▶ Do this
Count every line in the following entries where the word "mismo" appears. Give the count alone.
───── Data extract
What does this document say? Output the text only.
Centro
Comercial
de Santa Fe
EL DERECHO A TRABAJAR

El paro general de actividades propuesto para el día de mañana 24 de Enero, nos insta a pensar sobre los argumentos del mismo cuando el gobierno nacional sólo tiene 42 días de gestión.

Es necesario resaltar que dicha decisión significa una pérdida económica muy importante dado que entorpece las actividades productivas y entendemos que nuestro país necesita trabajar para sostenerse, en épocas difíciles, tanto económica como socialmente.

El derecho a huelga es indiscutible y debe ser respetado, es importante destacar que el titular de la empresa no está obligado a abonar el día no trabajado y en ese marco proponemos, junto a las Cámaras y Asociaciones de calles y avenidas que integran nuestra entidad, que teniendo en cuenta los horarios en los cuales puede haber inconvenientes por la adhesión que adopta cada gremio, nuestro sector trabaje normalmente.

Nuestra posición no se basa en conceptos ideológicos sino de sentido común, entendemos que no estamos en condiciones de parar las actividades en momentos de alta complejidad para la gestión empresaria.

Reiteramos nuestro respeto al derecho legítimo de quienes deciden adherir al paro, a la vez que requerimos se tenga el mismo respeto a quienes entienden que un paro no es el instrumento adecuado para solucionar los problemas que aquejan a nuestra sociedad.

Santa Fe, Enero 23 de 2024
──────────
▶ Reply to the task
2